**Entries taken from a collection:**
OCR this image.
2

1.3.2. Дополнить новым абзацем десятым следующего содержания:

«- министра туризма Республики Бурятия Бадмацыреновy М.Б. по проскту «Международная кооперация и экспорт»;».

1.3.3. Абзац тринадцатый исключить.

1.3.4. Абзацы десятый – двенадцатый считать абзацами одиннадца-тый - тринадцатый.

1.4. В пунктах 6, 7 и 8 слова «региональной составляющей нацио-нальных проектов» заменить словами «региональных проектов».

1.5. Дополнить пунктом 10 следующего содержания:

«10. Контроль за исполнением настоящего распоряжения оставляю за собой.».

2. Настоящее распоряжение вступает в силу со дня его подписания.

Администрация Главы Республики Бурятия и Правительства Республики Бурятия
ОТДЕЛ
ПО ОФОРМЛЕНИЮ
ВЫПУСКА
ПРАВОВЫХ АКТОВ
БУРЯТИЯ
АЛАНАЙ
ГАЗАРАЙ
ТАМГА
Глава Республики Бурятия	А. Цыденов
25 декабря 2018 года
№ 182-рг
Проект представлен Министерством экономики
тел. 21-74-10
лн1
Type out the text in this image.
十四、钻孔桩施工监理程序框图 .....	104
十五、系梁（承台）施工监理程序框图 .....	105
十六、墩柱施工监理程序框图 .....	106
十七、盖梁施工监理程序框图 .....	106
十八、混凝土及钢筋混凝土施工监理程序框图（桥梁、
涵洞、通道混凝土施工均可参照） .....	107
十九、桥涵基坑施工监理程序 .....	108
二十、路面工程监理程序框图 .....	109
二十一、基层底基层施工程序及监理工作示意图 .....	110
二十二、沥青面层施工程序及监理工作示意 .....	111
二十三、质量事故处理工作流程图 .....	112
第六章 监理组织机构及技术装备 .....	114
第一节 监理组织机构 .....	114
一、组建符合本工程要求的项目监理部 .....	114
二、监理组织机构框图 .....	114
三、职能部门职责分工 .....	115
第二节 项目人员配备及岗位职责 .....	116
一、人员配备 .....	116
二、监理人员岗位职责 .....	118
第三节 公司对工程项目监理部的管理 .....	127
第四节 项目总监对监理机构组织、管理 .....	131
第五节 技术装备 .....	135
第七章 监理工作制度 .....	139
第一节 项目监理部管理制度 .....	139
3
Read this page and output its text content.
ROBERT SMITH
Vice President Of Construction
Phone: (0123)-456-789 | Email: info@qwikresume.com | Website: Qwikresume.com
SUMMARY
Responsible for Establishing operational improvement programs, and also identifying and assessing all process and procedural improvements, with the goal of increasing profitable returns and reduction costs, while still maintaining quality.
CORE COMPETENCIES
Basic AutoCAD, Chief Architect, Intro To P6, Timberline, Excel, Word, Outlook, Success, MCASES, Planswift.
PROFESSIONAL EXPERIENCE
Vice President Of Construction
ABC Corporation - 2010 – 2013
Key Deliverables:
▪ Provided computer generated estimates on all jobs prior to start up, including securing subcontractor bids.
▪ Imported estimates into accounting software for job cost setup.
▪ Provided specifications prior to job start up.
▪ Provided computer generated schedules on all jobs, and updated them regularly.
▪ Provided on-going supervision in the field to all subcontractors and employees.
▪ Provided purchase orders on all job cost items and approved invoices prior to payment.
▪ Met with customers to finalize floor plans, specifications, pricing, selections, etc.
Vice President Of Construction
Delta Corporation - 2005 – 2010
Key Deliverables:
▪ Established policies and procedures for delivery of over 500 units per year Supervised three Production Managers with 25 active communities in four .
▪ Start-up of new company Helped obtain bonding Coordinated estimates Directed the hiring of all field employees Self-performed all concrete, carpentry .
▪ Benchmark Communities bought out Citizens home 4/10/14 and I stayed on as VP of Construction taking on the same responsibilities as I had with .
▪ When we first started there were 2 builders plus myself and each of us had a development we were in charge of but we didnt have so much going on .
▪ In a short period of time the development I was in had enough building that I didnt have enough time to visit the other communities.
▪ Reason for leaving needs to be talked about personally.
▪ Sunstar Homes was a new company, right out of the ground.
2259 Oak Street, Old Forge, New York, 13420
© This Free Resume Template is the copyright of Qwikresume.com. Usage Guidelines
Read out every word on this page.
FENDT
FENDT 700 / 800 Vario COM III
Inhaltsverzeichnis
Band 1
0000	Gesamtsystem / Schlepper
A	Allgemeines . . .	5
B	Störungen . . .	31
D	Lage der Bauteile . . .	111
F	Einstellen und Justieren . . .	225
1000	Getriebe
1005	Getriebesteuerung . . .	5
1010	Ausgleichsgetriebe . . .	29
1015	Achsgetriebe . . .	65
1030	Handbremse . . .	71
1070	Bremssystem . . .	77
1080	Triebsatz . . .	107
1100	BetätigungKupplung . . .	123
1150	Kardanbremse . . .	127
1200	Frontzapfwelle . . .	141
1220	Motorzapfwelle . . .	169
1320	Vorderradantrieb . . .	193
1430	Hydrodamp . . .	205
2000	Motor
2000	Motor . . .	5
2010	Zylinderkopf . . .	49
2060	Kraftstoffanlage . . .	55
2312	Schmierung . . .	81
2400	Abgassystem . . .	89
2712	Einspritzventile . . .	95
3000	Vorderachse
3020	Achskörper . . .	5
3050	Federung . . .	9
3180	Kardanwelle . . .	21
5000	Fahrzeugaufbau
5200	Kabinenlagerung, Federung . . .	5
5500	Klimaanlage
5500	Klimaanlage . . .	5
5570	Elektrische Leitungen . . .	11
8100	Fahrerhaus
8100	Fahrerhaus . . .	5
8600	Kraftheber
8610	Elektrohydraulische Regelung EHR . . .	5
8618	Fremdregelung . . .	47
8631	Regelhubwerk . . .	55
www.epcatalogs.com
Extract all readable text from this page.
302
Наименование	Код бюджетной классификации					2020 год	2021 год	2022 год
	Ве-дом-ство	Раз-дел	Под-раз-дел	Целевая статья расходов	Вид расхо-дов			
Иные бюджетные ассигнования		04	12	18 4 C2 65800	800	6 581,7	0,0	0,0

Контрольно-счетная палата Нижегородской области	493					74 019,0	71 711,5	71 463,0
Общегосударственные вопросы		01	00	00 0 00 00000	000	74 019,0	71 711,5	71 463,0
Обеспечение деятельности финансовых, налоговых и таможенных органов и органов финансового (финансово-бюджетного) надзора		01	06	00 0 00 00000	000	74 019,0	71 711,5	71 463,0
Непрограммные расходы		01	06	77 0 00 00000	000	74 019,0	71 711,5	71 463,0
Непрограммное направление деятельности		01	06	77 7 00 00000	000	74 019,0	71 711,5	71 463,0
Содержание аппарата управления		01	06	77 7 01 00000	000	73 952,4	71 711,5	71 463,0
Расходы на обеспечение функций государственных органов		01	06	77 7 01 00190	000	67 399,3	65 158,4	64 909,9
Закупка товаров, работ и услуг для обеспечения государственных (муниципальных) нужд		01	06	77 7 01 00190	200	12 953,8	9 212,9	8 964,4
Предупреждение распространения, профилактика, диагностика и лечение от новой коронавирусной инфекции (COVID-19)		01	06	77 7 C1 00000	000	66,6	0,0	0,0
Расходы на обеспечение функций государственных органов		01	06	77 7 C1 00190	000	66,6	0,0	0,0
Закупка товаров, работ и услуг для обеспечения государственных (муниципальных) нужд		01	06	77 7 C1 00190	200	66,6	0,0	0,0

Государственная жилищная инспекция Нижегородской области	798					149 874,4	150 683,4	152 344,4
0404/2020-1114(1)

**Request:** Go through the material and select each line with the string "следующего" in it.

**The reply:**
1.3.2. Дополнить новым абзацем десятым следующего содержания:
1.5. Дополнить пунктом 10 следующего содержания:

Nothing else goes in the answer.